● **WORK INSTRUCTIONS**: Print the listing in its entirety and exactly, leaving out images.

--- Start LISTED ENTRIES ---

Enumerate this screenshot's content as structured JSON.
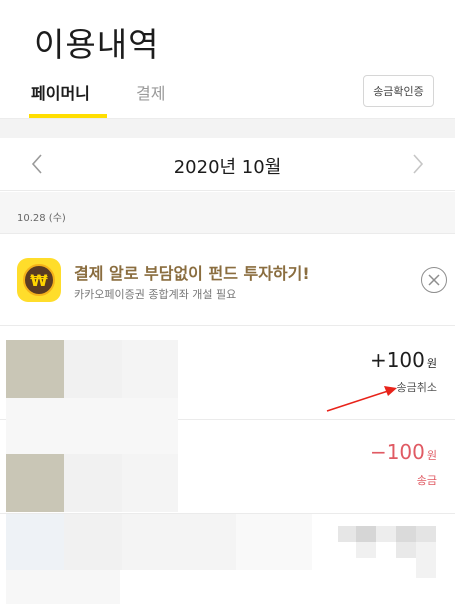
{
  "header": {
    "title": "이용내역",
    "tabs": [
      {
        "label": "페이머니",
        "selected": true
      },
      {
        "label": "결제",
        "selected": false
      }
    ],
    "verify_button": "송금확인증"
  },
  "month_selector": {
    "label": "2020년 10월",
    "prev_icon": "chevron-left-icon",
    "next_icon": "chevron-right-icon"
  },
  "date_header": "10.28 (수)",
  "promo": {
    "title": "결제 알로 부담없이 펀드 투자하기!",
    "subtitle": "카카오페이증권 종합계좌 개설 필요",
    "icon_symbol": "₩",
    "close_icon": "close-circle-icon"
  },
  "transactions": [
    {
      "amount": "+100",
      "unit": "원",
      "status": "송금취소",
      "color": "#1c1c1c",
      "status_color": "#555555"
    },
    {
      "amount": "−100",
      "unit": "원",
      "status": "송금",
      "color": "#e05a63",
      "status_color": "#e05a63"
    }
  ],
  "colors": {
    "accent": "#ffde00",
    "negative": "#e05a63",
    "promo_title": "#8a6d3f",
    "arrow": "#e8231a"
  }
}
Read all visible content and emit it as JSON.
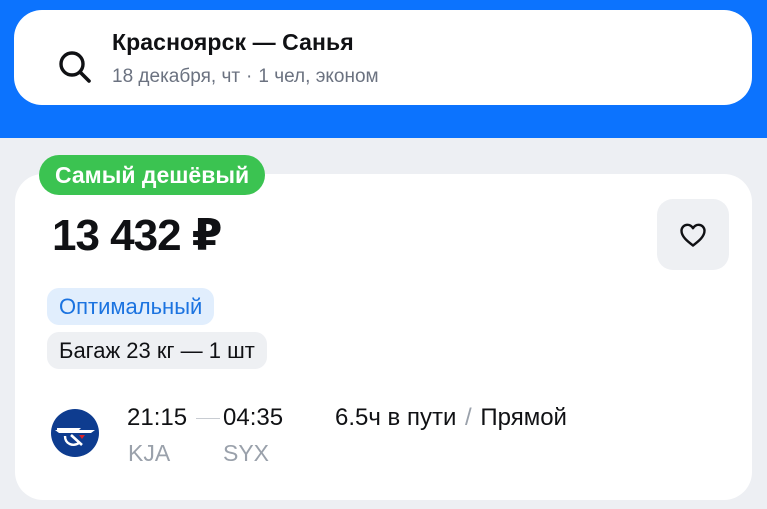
{
  "colors": {
    "brand_blue": "#0C73FE",
    "badge_green": "#3BC351",
    "tag_blue_bg": "#E1EEFD",
    "tag_blue_text": "#1B73E0",
    "muted_text": "#9AA1AB"
  },
  "search": {
    "route": "Красноярск — Санья",
    "date": "18 декабря, чт",
    "separator": "·",
    "passengers": "1 чел, эконом",
    "icon": "search-icon"
  },
  "ticket": {
    "badge": "Самый дешёвый",
    "price": "13 432 ₽",
    "favorite_icon": "heart-icon",
    "tags": {
      "optimal": "Оптимальный",
      "baggage": "Багаж 23 кг — 1 шт"
    },
    "airline_icon": "airline-logo-icon",
    "flight": {
      "departure_time": "21:15",
      "arrival_time": "04:35",
      "departure_code": "KJA",
      "arrival_code": "SYX",
      "duration": "6.5ч в пути",
      "slash": "/",
      "type": "Прямой"
    }
  }
}
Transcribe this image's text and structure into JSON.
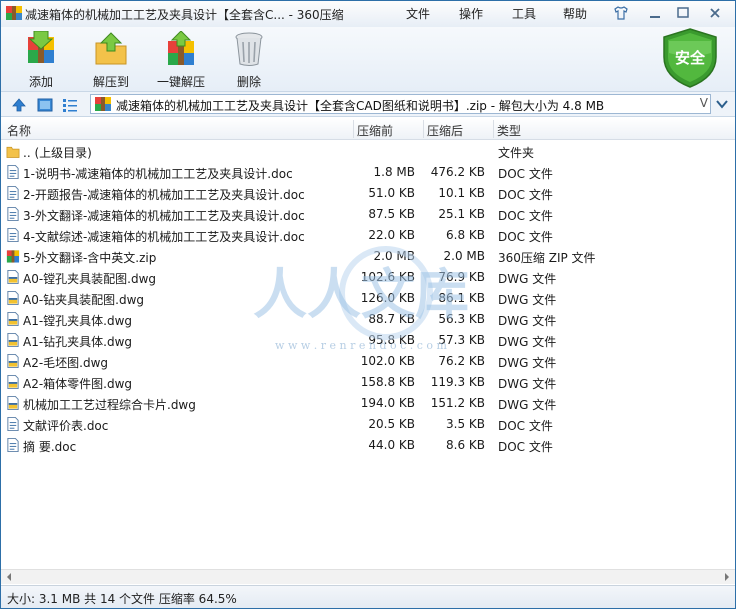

--- End LISTED ENTRIES ---

● **COMPLETED EXERCISE**:
Enumerate this screenshot's content as structured JSON.
{
  "header": {
    "title": "이용내역",
    "tabs": [
      {
        "label": "페이머니",
        "selected": true
      },
      {
        "label": "결제",
        "selected": false
      }
    ],
    "verify_button": "송금확인증"
  },
  "month_selector": {
    "label": "2020년 10월",
    "prev_icon": "chevron-left-icon",
    "next_icon": "chevron-right-icon"
  },
  "date_header": "10.28 (수)",
  "promo": {
    "title": "결제 알로 부담없이 펀드 투자하기!",
    "subtitle": "카카오페이증권 종합계좌 개설 필요",
    "icon_symbol": "₩",
    "close_icon": "close-circle-icon"
  },
  "transactions": [
    {
      "amount": "+100",
      "unit": "원",
      "status": "송금취소",
      "color": "#1c1c1c",
      "status_color": "#555555"
    },
    {
      "amount": "−100",
      "unit": "원",
      "status": "송금",
      "color": "#e05a63",
      "status_color": "#e05a63"
    }
  ],
  "colors": {
    "accent": "#ffde00",
    "negative": "#e05a63",
    "promo_title": "#8a6d3f",
    "arrow": "#e8231a"
  }
}
Read all visible content and emit it as JSON.
{
  "colors": {
    "brand_blue": "#0C73FE",
    "badge_green": "#3BC351",
    "tag_blue_bg": "#E1EEFD",
    "tag_blue_text": "#1B73E0",
    "muted_text": "#9AA1AB"
  },
  "search": {
    "route": "Красноярск — Санья",
    "date": "18 декабря, чт",
    "separator": "·",
    "passengers": "1 чел, эконом",
    "icon": "search-icon"
  },
  "ticket": {
    "badge": "Самый дешёвый",
    "price": "13 432 ₽",
    "favorite_icon": "heart-icon",
    "tags": {
      "optimal": "Оптимальный",
      "baggage": "Багаж 23 кг — 1 шт"
    },
    "airline_icon": "airline-logo-icon",
    "flight": {
      "departure_time": "21:15",
      "arrival_time": "04:35",
      "departure_code": "KJA",
      "arrival_code": "SYX",
      "duration": "6.5ч в пути",
      "slash": "/",
      "type": "Прямой"
    }
  }
}
Transcribe this image's text and structure into JSON.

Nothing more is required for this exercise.